> Directions for this task
Find and return each line containing "autorité".

> Data to use
============================================================

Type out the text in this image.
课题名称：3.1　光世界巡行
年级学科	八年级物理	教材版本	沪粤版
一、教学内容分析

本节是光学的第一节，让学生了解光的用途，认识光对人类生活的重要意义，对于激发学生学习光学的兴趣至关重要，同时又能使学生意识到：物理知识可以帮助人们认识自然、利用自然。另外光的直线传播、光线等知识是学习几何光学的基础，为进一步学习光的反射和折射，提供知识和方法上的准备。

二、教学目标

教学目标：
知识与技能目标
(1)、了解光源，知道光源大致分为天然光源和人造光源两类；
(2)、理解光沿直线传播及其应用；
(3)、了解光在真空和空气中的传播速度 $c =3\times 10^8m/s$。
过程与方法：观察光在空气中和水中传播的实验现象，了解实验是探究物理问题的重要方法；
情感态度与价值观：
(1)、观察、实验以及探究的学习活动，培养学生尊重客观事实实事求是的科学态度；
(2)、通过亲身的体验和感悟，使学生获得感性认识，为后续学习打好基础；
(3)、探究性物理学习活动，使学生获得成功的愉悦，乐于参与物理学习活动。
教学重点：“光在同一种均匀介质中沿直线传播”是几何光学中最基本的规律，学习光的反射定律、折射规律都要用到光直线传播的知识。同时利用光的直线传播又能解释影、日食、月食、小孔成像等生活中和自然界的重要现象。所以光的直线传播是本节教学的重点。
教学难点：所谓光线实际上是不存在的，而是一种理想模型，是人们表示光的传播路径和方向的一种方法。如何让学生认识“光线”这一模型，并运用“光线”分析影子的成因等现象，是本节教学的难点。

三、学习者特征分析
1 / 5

============================================================

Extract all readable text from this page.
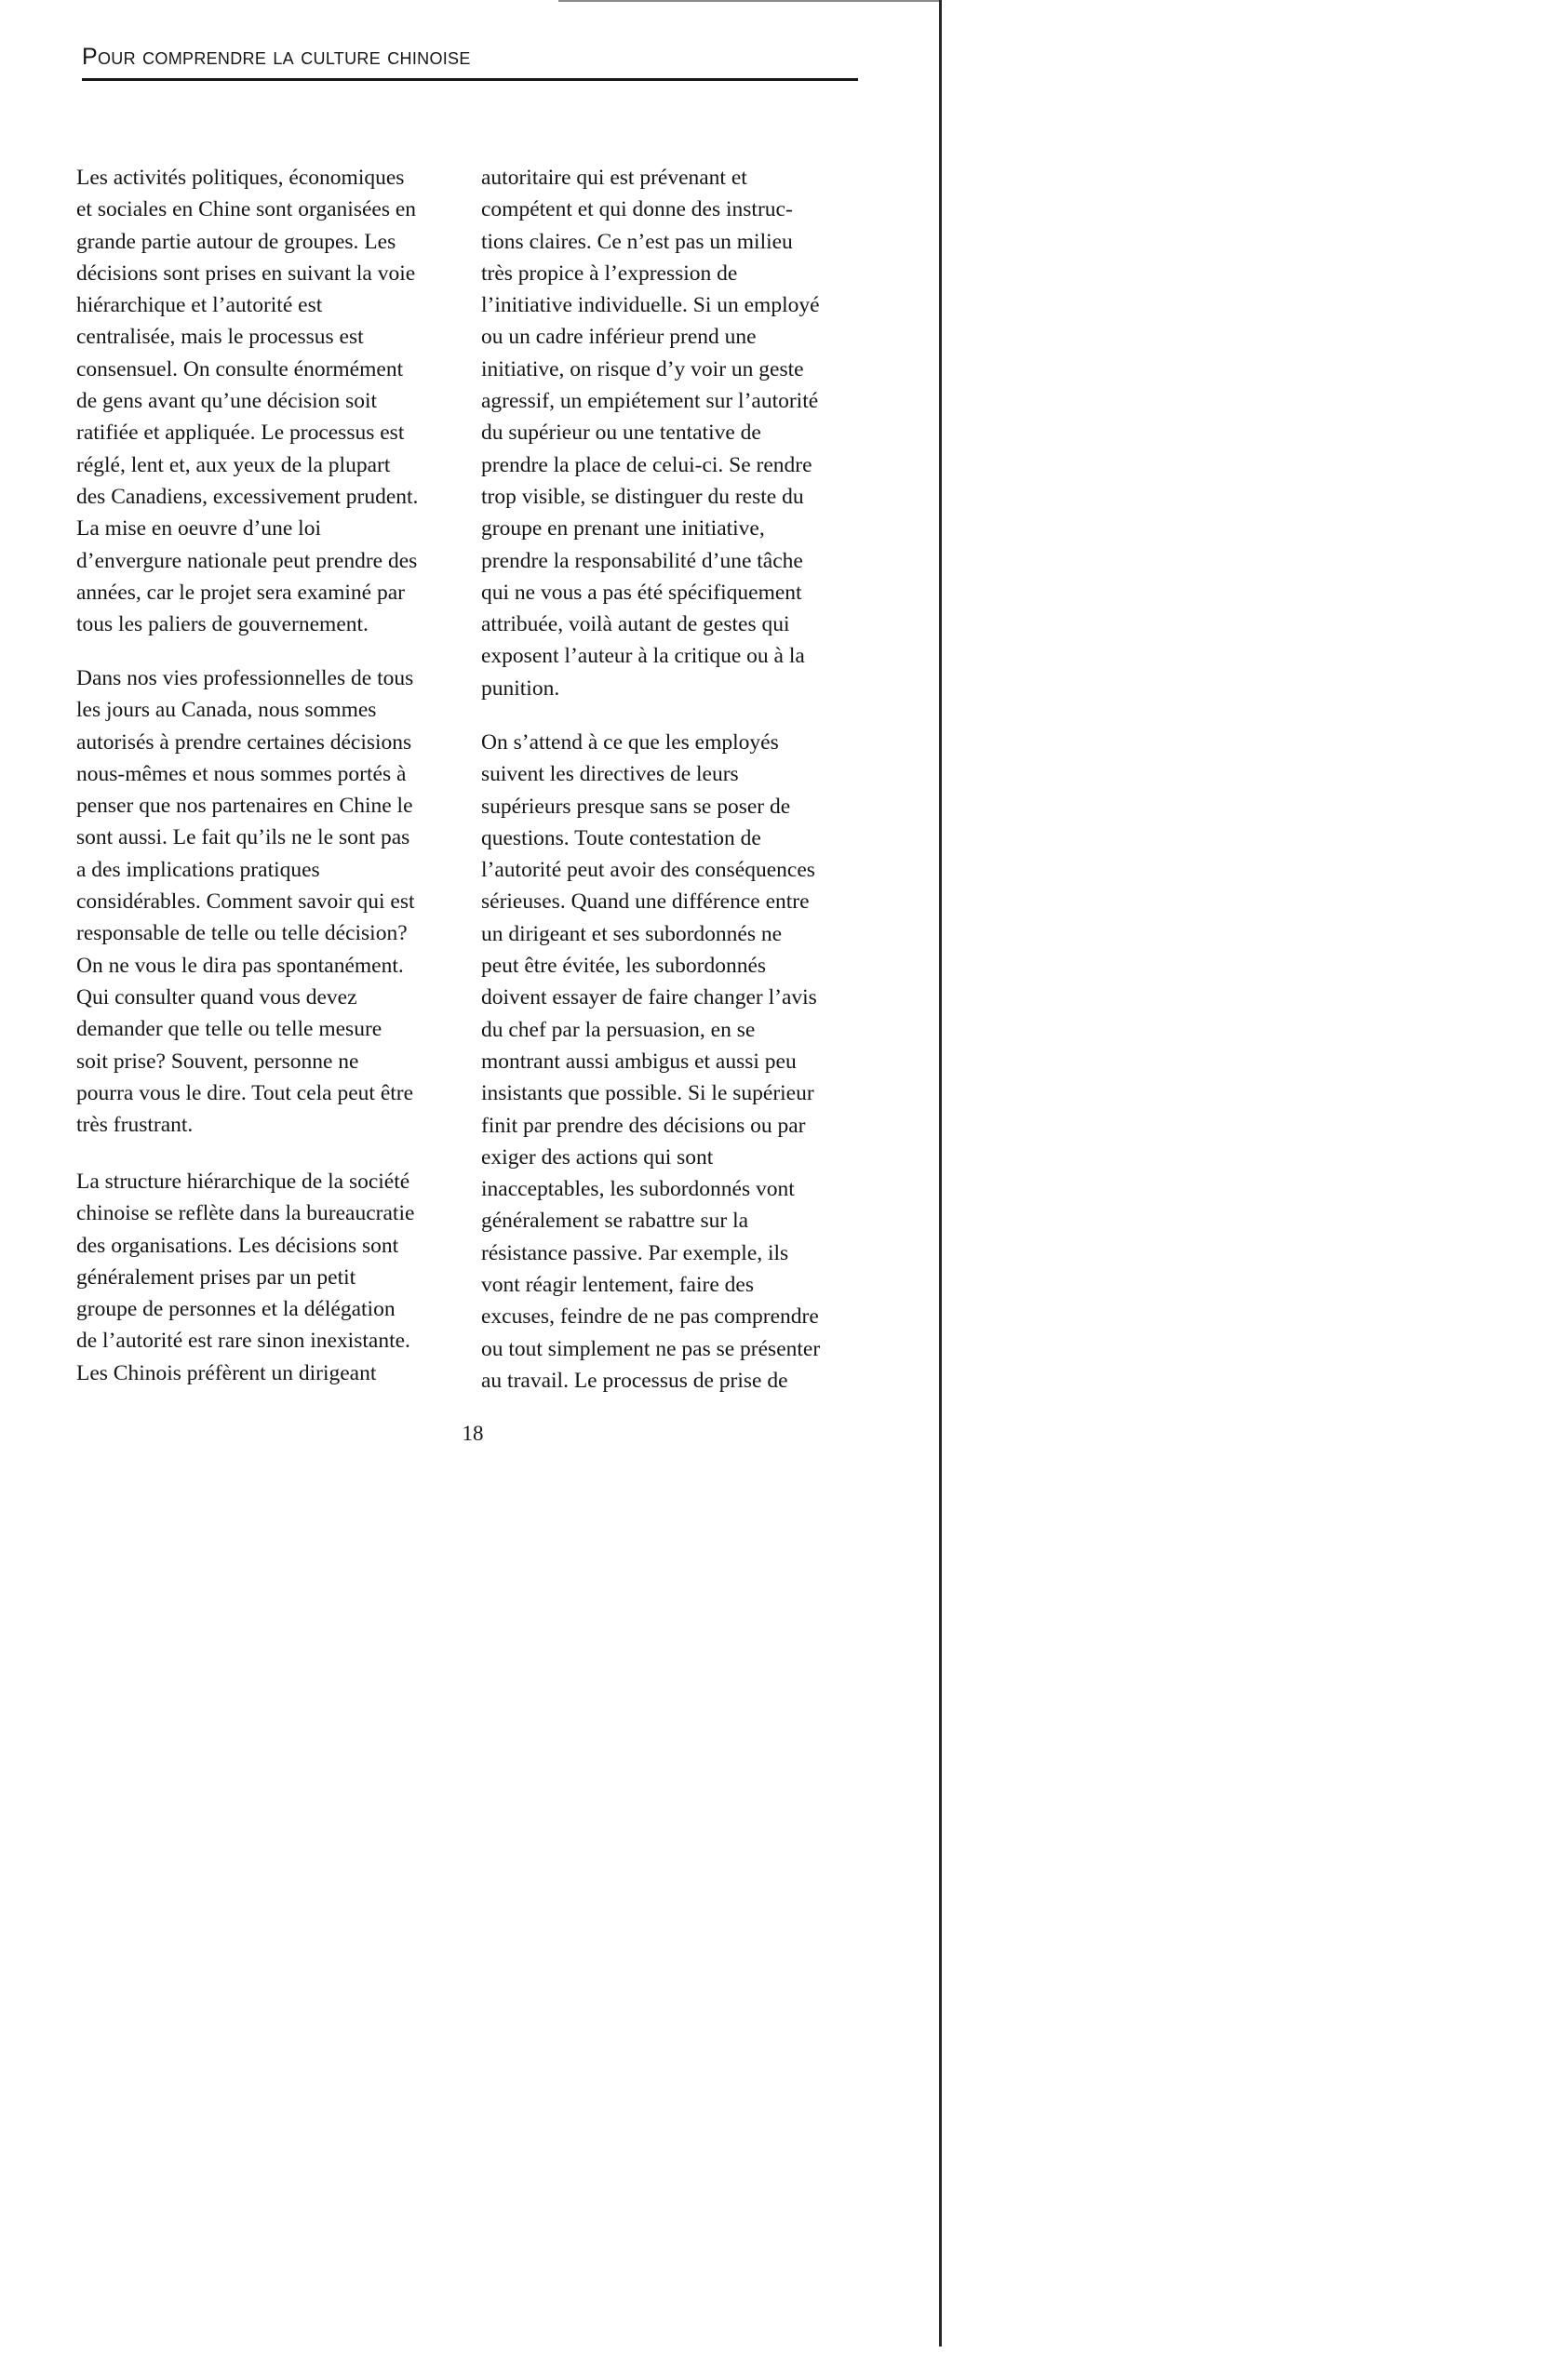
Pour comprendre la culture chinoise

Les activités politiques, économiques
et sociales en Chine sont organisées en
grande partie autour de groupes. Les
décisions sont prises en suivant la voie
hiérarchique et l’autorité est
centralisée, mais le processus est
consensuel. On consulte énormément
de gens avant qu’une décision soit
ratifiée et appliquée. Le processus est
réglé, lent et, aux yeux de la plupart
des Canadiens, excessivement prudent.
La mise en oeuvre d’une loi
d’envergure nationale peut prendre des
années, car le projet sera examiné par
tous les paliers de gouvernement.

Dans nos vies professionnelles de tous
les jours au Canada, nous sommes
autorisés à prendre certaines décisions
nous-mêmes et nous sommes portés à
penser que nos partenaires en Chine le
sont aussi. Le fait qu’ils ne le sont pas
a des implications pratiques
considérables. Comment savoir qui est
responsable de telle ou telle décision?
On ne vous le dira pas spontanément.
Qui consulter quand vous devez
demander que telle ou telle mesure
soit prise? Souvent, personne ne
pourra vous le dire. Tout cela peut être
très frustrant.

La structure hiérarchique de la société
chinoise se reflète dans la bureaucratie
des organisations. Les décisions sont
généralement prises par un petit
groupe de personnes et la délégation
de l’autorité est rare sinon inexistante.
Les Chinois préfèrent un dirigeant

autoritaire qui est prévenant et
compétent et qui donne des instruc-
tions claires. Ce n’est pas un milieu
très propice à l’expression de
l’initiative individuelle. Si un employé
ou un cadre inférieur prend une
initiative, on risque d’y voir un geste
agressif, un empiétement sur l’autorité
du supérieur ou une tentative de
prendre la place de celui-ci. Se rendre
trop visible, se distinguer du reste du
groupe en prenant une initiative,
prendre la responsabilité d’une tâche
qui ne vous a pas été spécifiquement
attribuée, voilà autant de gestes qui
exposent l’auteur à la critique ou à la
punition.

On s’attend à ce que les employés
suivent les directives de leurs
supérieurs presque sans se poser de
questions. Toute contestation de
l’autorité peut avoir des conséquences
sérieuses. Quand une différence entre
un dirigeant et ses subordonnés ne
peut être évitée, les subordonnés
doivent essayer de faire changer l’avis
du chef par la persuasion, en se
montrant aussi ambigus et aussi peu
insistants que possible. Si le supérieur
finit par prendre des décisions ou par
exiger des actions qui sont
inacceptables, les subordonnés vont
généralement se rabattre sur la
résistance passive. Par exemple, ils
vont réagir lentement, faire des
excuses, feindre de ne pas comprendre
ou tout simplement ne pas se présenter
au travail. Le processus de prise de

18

============================================================

> Solution to the exercise
hiérarchique et l’autorité est
de l’autorité est rare sinon inexistante.
agressif, un empiétement sur l’autorité
l’autorité peut avoir des conséquences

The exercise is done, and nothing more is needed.